▶ **PROBLEM STATEMENT**
Where a line in the listing below contains the word "Manager", copy that line.
═════ ENTRIES PROVIDED
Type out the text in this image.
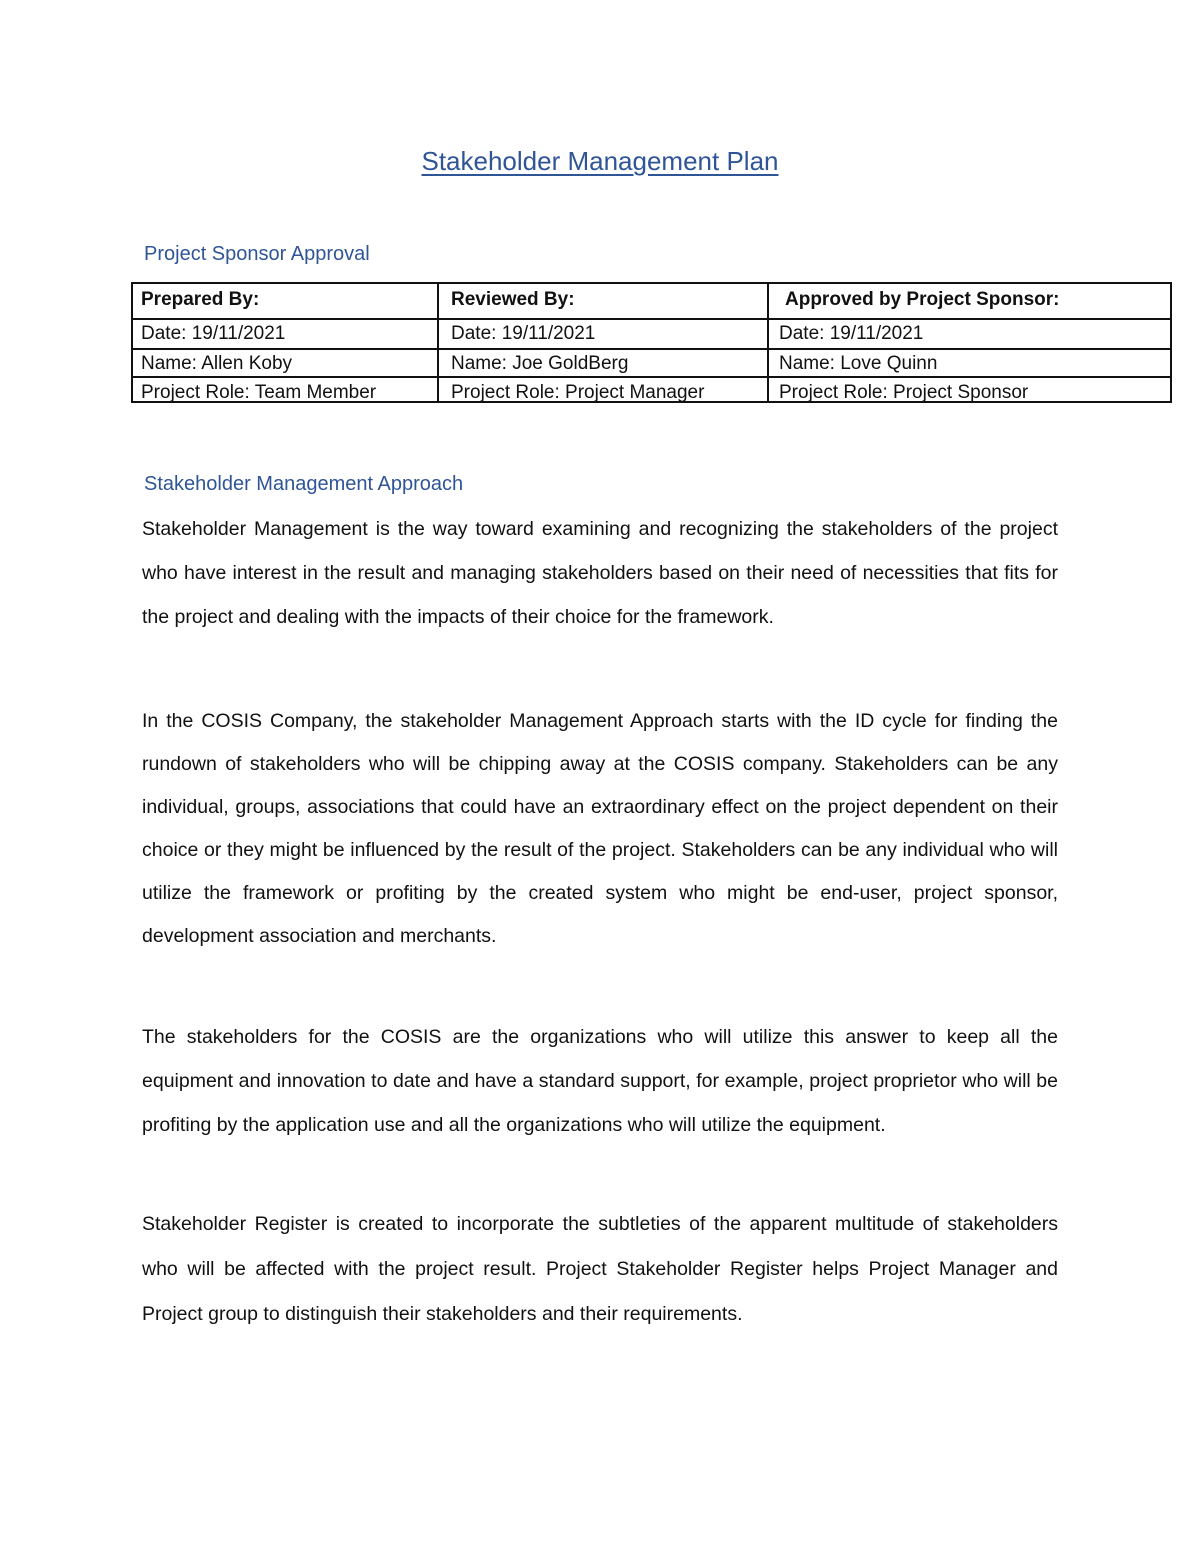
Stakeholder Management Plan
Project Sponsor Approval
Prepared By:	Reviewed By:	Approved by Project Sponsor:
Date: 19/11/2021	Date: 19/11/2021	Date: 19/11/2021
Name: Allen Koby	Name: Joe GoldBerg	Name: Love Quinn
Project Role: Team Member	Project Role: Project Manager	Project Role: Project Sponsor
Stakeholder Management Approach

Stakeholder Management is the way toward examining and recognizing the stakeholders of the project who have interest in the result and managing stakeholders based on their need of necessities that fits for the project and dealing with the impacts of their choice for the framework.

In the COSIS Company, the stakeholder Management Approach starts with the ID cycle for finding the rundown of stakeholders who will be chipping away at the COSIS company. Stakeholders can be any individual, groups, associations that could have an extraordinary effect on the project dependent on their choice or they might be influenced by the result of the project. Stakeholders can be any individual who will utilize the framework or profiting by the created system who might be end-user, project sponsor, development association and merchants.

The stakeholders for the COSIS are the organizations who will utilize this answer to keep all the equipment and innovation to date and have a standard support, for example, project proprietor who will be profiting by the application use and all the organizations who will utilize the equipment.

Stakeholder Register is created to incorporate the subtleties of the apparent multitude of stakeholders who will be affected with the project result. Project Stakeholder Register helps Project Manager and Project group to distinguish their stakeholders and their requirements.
══════════
▶ **RESULT FOR THIS TASK**
Project Role: Team Member	Project Role: Project Manager	Project Role: Project Sponsor
Stakeholder Register is created to incorporate the subtleties of the apparent multitude of stakeholders who will be affected with the project result. Project Stakeholder Register helps Project Manager and Project group to distinguish their stakeholders and their requirements.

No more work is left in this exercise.